Take every line from the listing below that includes "true" and copy it.

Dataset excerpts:
# # # #
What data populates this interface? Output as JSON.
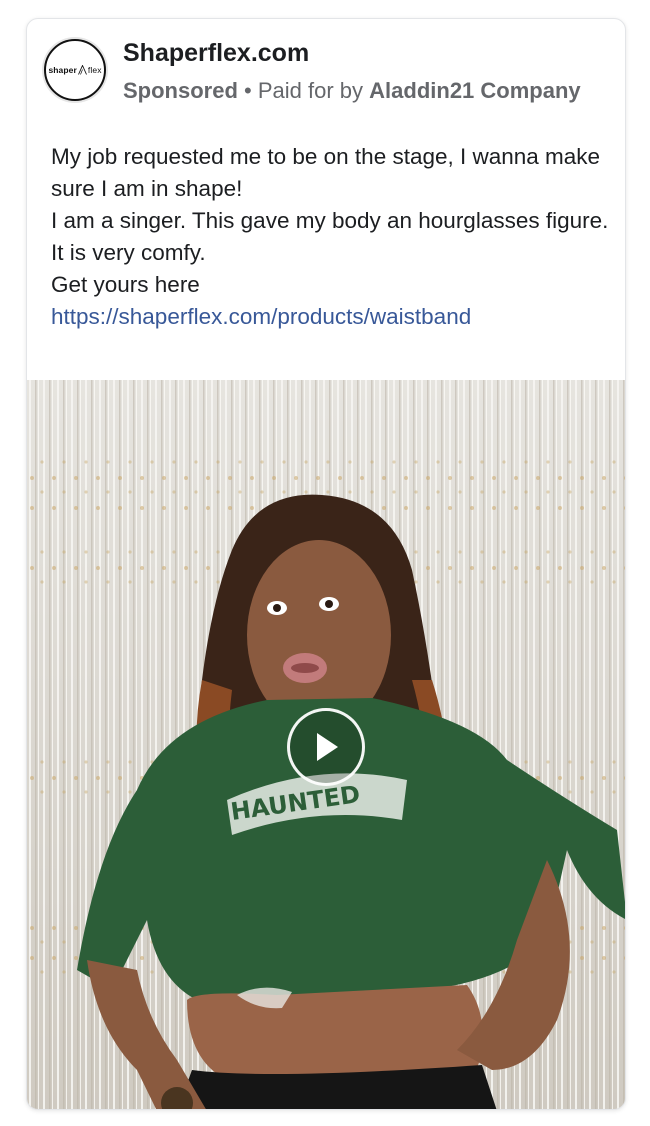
{
  "advertiser": {
    "page_name": "Shaperflex.com",
    "sponsored_label": "Sponsored",
    "separator": "•",
    "paid_for_prefix": "Paid for by",
    "paid_for_company": "Aladdin21 Company",
    "avatar_logo_left": "shaper",
    "avatar_logo_right": "flex"
  },
  "post": {
    "lines": [
      "My job requested me to be on the stage, I wanna make sure I am in shape!",
      "I am a singer. This gave my body an hourglasses figure.",
      "It is very comfy.",
      "Get yours here"
    ],
    "link_text": "https://shaperflex.com/products/waistband",
    "link_color": "#385898"
  },
  "video": {
    "play_icon": "play-icon",
    "shirt_text": "HAUNTED"
  }
}
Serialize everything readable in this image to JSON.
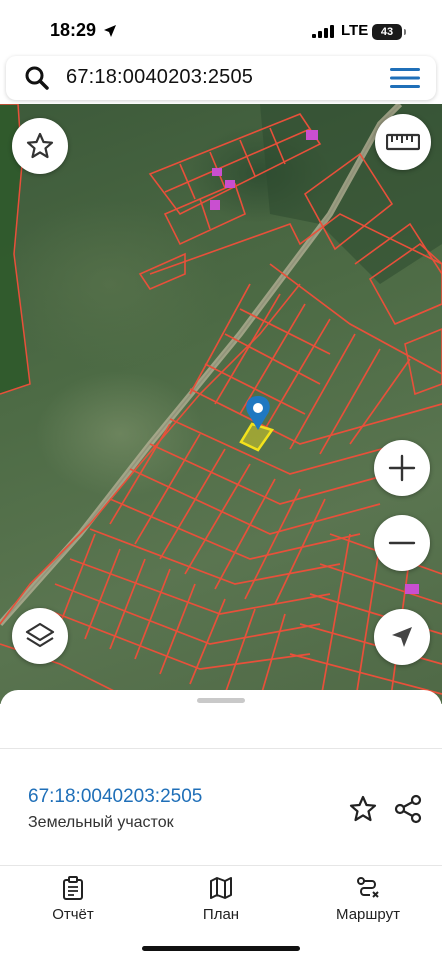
{
  "status_bar": {
    "time": "18:29",
    "network": "LTE",
    "battery": "43",
    "icons": [
      "location-arrow-icon",
      "signal-bars-icon",
      "battery-icon"
    ]
  },
  "search": {
    "query": "67:18:0040203:2505",
    "icons": [
      "search-icon",
      "hamburger-menu-icon"
    ]
  },
  "map": {
    "controls": [
      "star-icon",
      "ruler-icon",
      "plus-icon",
      "minus-icon",
      "layers-icon",
      "navigation-arrow-icon"
    ],
    "parcel_outline_color": "#e8503a",
    "selected_parcel_color": "#f3e21c",
    "marker_color": "#1f78c1"
  },
  "sheet": {
    "parcel_number": "67:18:0040203:2505",
    "parcel_type": "Земельный участок",
    "icons": [
      "star-outline-icon",
      "share-icon"
    ]
  },
  "bottom_nav": {
    "items": [
      {
        "label": "Отчёт",
        "icon": "report-clipboard-icon"
      },
      {
        "label": "План",
        "icon": "map-plan-icon"
      },
      {
        "label": "Маршрут",
        "icon": "route-icon"
      }
    ]
  },
  "colors": {
    "link_blue": "#1f6fb8",
    "menu_blue": "#1f6fb8"
  }
}
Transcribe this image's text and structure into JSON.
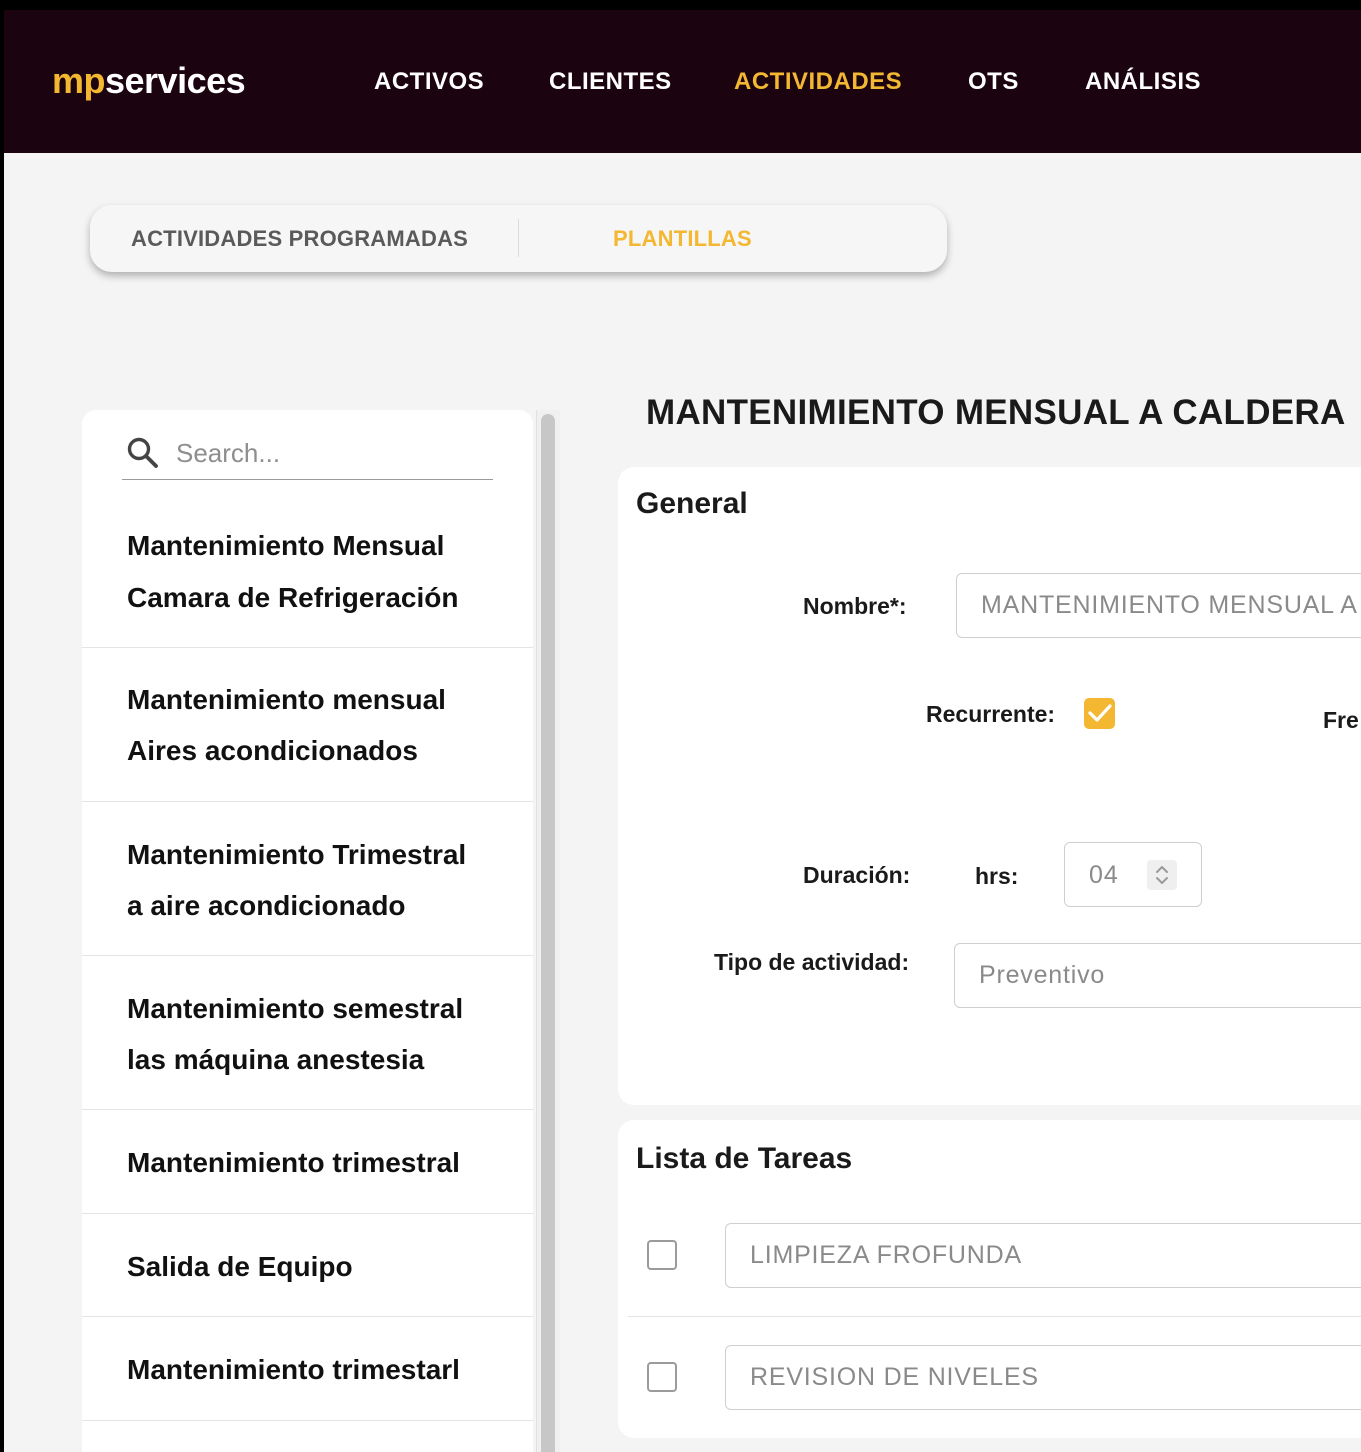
{
  "brand": {
    "prefix": "mp",
    "suffix": "services"
  },
  "nav": {
    "items": [
      {
        "label": "ACTIVOS"
      },
      {
        "label": "CLIENTES"
      },
      {
        "label": "ACTIVIDADES"
      },
      {
        "label": "OTS"
      },
      {
        "label": "ANÁLISIS"
      }
    ],
    "active": "ACTIVIDADES"
  },
  "tabs": {
    "items": [
      {
        "label": "ACTIVIDADES PROGRAMADAS"
      },
      {
        "label": "PLANTILLAS"
      }
    ],
    "active": "PLANTILLAS"
  },
  "sidebar": {
    "search_placeholder": "Search...",
    "items": [
      {
        "line1": "Mantenimiento Mensual",
        "line2": "Camara de Refrigeración"
      },
      {
        "line1": "Mantenimiento mensual",
        "line2": "Aires acondicionados"
      },
      {
        "line1": "Mantenimiento Trimestral",
        "line2": "a aire acondicionado"
      },
      {
        "line1": "Mantenimiento semestral",
        "line2": "las máquina anestesia"
      },
      {
        "line1": "Mantenimiento trimestral",
        "line2": ""
      },
      {
        "line1": "Salida de Equipo",
        "line2": ""
      },
      {
        "line1": "Mantenimiento trimestarl",
        "line2": ""
      }
    ]
  },
  "main": {
    "title": "MANTENIMIENTO MENSUAL A CALDERA",
    "general": {
      "heading": "General",
      "nombre_label": "Nombre*:",
      "nombre_value": "MANTENIMIENTO MENSUAL A CALDERA",
      "recurrente_label": "Recurrente:",
      "recurrente_checked": true,
      "frecuencia_label": "Fre",
      "duracion_label": "Duración:",
      "hrs_label": "hrs:",
      "hrs_value": "04",
      "tipo_label": "Tipo de actividad:",
      "tipo_value": "Preventivo"
    },
    "tasks": {
      "heading": "Lista de Tareas",
      "items": [
        {
          "value": "LIMPIEZA FROFUNDA",
          "checked": false
        },
        {
          "value": "REVISION DE NIVELES",
          "checked": false
        }
      ]
    }
  },
  "colors": {
    "topbar": "#1b0410",
    "accent": "#f3b731",
    "background": "#f4f4f4"
  }
}
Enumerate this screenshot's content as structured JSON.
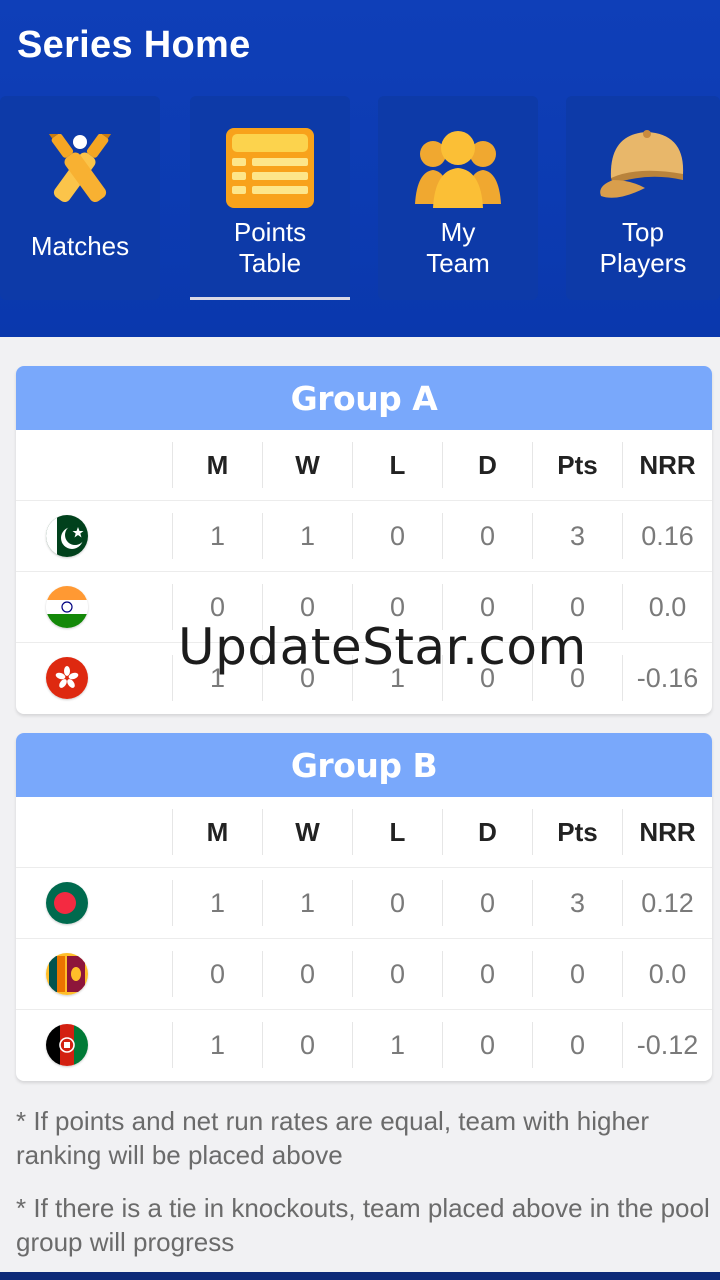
{
  "header": {
    "title": "Series Home",
    "tabs": [
      {
        "label": "Matches",
        "icon": "cricket-bats-icon"
      },
      {
        "label": "Points\nTable",
        "icon": "points-table-icon",
        "selected": true
      },
      {
        "label": "My\nTeam",
        "icon": "team-icon"
      },
      {
        "label": "Top\nPlayers",
        "icon": "cap-icon"
      }
    ]
  },
  "table_columns": [
    "M",
    "W",
    "L",
    "D",
    "Pts",
    "NRR"
  ],
  "groups": [
    {
      "title": "Group A",
      "rows": [
        {
          "flag": "pakistan-flag-icon",
          "values": [
            "1",
            "1",
            "0",
            "0",
            "3",
            "0.16"
          ]
        },
        {
          "flag": "india-flag-icon",
          "values": [
            "0",
            "0",
            "0",
            "0",
            "0",
            "0.0"
          ]
        },
        {
          "flag": "hong-kong-flag-icon",
          "values": [
            "1",
            "0",
            "1",
            "0",
            "0",
            "-0.16"
          ]
        }
      ]
    },
    {
      "title": "Group B",
      "rows": [
        {
          "flag": "bangladesh-flag-icon",
          "values": [
            "1",
            "1",
            "0",
            "0",
            "3",
            "0.12"
          ]
        },
        {
          "flag": "sri-lanka-flag-icon",
          "values": [
            "0",
            "0",
            "0",
            "0",
            "0",
            "0.0"
          ]
        },
        {
          "flag": "afghanistan-flag-icon",
          "values": [
            "1",
            "0",
            "1",
            "0",
            "0",
            "-0.12"
          ]
        }
      ]
    }
  ],
  "notes": [
    "* If points and net run rates are equal, team with higher ranking will be placed above",
    "* If there is a tie in knockouts, team placed above in the pool group will progress"
  ],
  "watermark": "UpdateStar.com",
  "colors": {
    "header_bg": "#0f3fb8",
    "group_header_bg": "#79a8fb",
    "icon_orange": "#f8a21b",
    "icon_yellow": "#fbc44a"
  }
}
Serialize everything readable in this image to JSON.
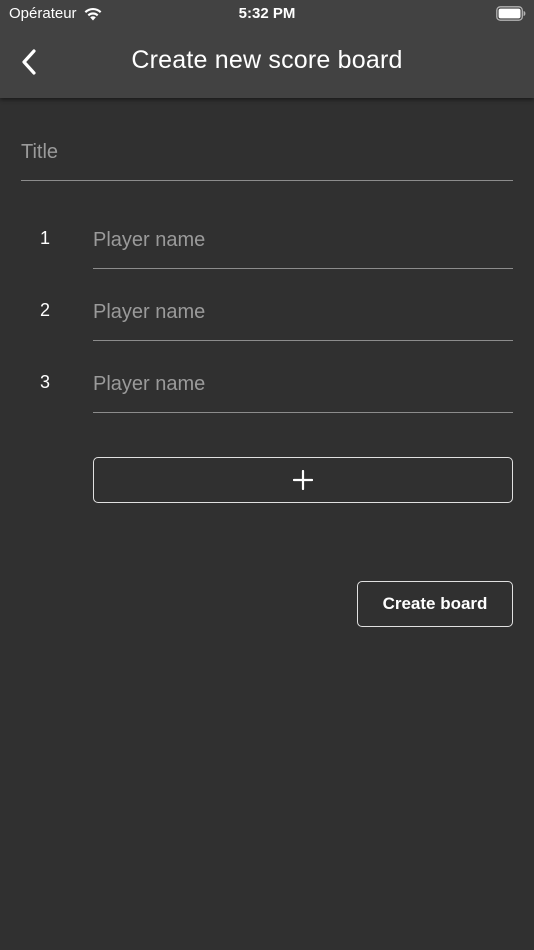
{
  "status_bar": {
    "carrier": "Opérateur",
    "time": "5:32 PM",
    "wifi_icon": "wifi-icon",
    "battery_icon": "battery-full-icon"
  },
  "app_bar": {
    "title": "Create new score board",
    "back_icon": "chevron-left-icon"
  },
  "form": {
    "title_placeholder": "Title",
    "title_value": "",
    "players": [
      {
        "number": "1",
        "placeholder": "Player name",
        "value": ""
      },
      {
        "number": "2",
        "placeholder": "Player name",
        "value": ""
      },
      {
        "number": "3",
        "placeholder": "Player name",
        "value": ""
      }
    ],
    "add_player_icon": "plus-icon",
    "create_button_label": "Create board"
  },
  "colors": {
    "background": "#303030",
    "app_bar": "#424242",
    "underline": "#8c8c8c",
    "placeholder": "#9a9a9a",
    "text": "#ffffff"
  }
}
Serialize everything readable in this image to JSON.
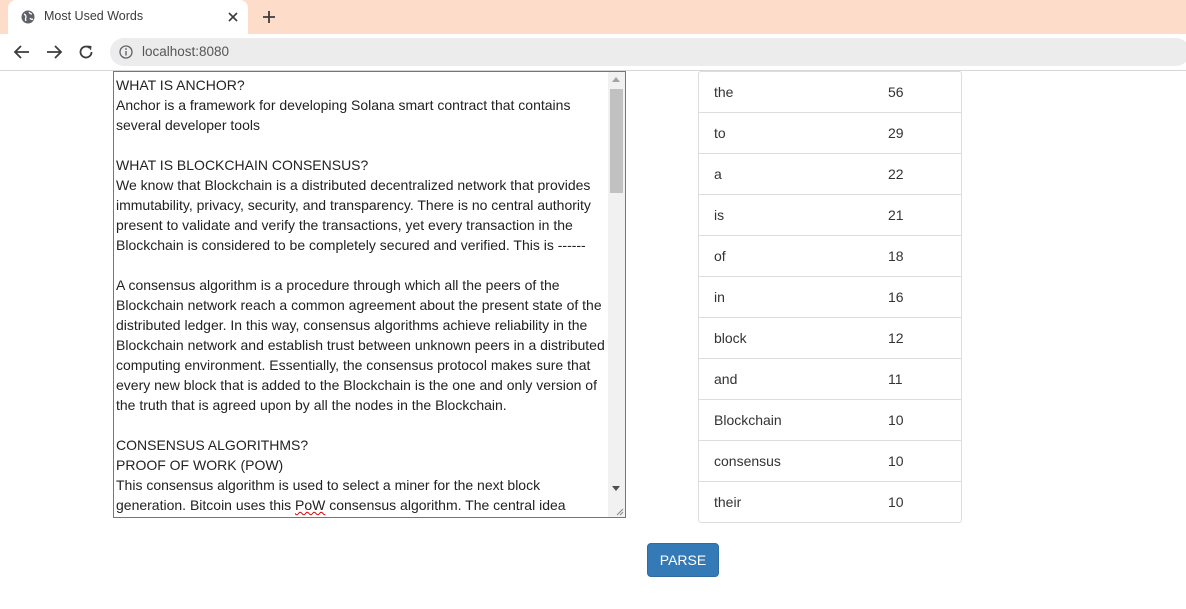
{
  "browser": {
    "tab_title": "Most Used Words",
    "url": "localhost:8080"
  },
  "editor": {
    "lines_before_pow": "WHAT IS ANCHOR?\nAnchor is a framework for developing Solana smart contract that contains several developer tools\n\nWHAT IS BLOCKCHAIN CONSENSUS?\nWe know that Blockchain is a distributed decentralized network that provides immutability, privacy, security, and transparency. There is no central authority present to validate and verify the transactions, yet every transaction in the Blockchain is considered to be completely secured and verified. This is ------\n\nA consensus algorithm is a procedure through which all the peers of the Blockchain network reach a common agreement about the present state of the distributed ledger. In this way, consensus algorithms achieve reliability in the Blockchain network and establish trust between unknown peers in a distributed computing environment. Essentially, the consensus protocol makes sure that every new block that is added to the Blockchain is the one and only version of the truth that is agreed upon by all the nodes in the Blockchain.\n\nCONSENSUS ALGORITHMS?\nPROOF OF WORK (POW)\nThis consensus algorithm is used to select a miner for the next block generation. Bitcoin uses this ",
    "misspelled_word": "PoW",
    "lines_after_pow": " consensus algorithm. The central idea"
  },
  "word_counts": [
    {
      "word": "the",
      "count": "56"
    },
    {
      "word": "to",
      "count": "29"
    },
    {
      "word": "a",
      "count": "22"
    },
    {
      "word": "is",
      "count": "21"
    },
    {
      "word": "of",
      "count": "18"
    },
    {
      "word": "in",
      "count": "16"
    },
    {
      "word": "block",
      "count": "12"
    },
    {
      "word": "and",
      "count": "11"
    },
    {
      "word": "Blockchain",
      "count": "10"
    },
    {
      "word": "consensus",
      "count": "10"
    },
    {
      "word": "their",
      "count": "10"
    }
  ],
  "parse_button_label": "PARSE",
  "colors": {
    "tabstrip": "#fddcc9",
    "button": "#337ab7"
  }
}
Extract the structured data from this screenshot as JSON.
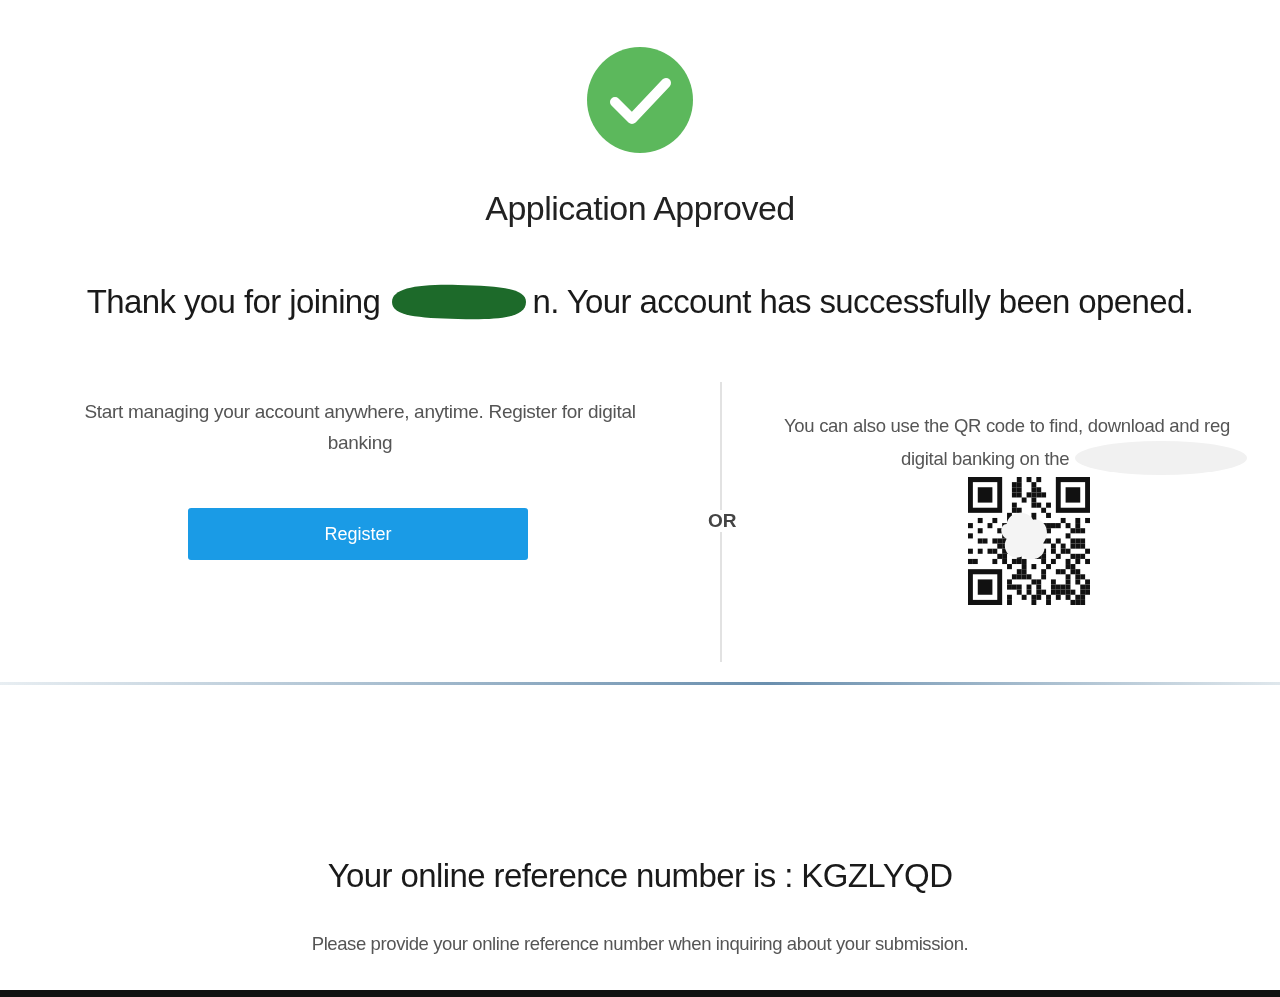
{
  "header": {
    "title": "Application Approved"
  },
  "message": {
    "before": "Thank you for joining",
    "after": "n. Your account has successfully been opened."
  },
  "register_panel": {
    "text": "Start managing your account anywhere, anytime. Register for digital banking",
    "button": "Register"
  },
  "separator": "OR",
  "qr_panel": {
    "lines": [
      "You can also use the QR code to find, download and reg",
      "digital banking on the"
    ]
  },
  "reference": {
    "text": "Your online reference number is : KGZLYQD",
    "note": "Please provide your online reference number when inquiring about your submission."
  }
}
# # # #
Task solution:
      "recurrente_checked": true,
        "selected": true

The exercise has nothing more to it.